Exercise instructions:
Copy the data exactly as it appears, and do not include any pictures.

Entries:

· · ·

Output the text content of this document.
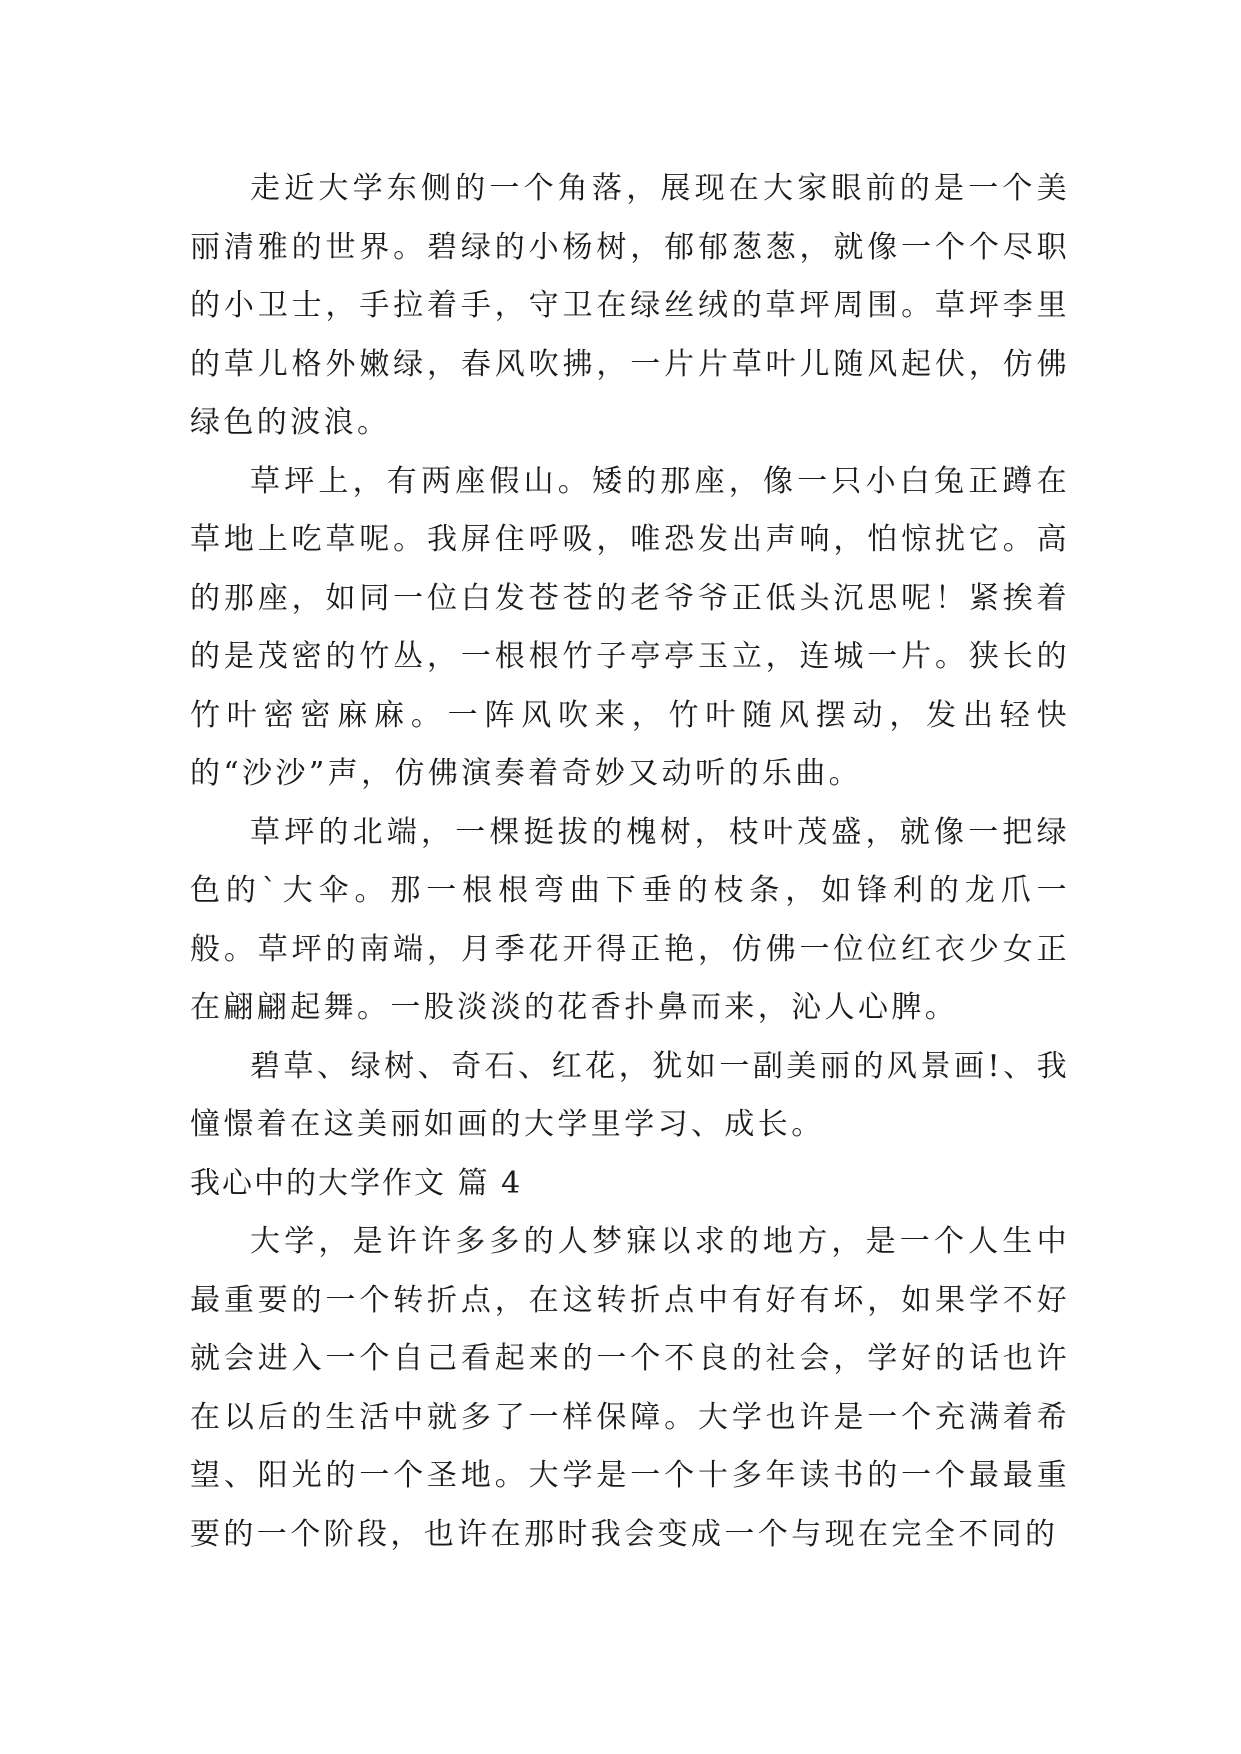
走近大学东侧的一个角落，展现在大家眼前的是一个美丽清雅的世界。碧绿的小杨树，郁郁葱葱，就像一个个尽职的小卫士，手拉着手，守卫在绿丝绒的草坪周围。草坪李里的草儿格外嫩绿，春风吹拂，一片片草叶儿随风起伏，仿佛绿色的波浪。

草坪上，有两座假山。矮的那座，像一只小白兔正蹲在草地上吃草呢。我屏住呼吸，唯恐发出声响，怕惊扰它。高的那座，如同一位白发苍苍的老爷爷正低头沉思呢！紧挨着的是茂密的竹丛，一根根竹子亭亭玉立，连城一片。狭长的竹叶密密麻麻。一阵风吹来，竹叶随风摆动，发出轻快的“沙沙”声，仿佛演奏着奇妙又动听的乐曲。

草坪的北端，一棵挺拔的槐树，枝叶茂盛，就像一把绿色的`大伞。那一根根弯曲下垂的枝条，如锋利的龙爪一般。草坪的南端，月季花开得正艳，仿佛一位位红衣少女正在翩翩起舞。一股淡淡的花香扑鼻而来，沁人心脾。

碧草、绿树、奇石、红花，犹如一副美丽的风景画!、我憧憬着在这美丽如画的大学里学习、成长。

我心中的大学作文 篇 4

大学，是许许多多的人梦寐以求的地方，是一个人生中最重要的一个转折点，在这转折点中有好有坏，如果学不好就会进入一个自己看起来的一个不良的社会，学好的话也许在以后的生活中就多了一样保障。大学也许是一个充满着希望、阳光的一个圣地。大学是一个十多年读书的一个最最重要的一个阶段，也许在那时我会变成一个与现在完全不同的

· · ·

Output:
Output the text content of this document.
走近大学东侧的一个角落，展现在大家眼前的是一个美丽清雅的世界。碧绿的小杨树，郁郁葱葱，就像一个个尽职的小卫士，手拉着手，守卫在绿丝绒的草坪周围。草坪李里的草儿格外嫩绿，春风吹拂，一片片草叶儿随风起伏，仿佛绿色的波浪。

草坪上，有两座假山。矮的那座，像一只小白兔正蹲在草地上吃草呢。我屏住呼吸，唯恐发出声响，怕惊扰它。高的那座，如同一位白发苍苍的老爷爷正低头沉思呢！紧挨着的是茂密的竹丛，一根根竹子亭亭玉立，连城一片。狭长的竹叶密密麻麻。一阵风吹来，竹叶随风摆动，发出轻快的“沙沙”声，仿佛演奏着奇妙又动听的乐曲。

草坪的北端，一棵挺拔的槐树，枝叶茂盛，就像一把绿色的`大伞。那一根根弯曲下垂的枝条，如锋利的龙爪一般。草坪的南端，月季花开得正艳，仿佛一位位红衣少女正在翩翩起舞。一股淡淡的花香扑鼻而来，沁人心脾。

碧草、绿树、奇石、红花，犹如一副美丽的风景画!、我憧憬着在这美丽如画的大学里学习、成长。

我心中的大学作文 篇 4

大学，是许许多多的人梦寐以求的地方，是一个人生中最重要的一个转折点，在这转折点中有好有坏，如果学不好就会进入一个自己看起来的一个不良的社会，学好的话也许在以后的生活中就多了一样保障。大学也许是一个充满着希望、阳光的一个圣地。大学是一个十多年读书的一个最最重要的一个阶段，也许在那时我会变成一个与现在完全不同的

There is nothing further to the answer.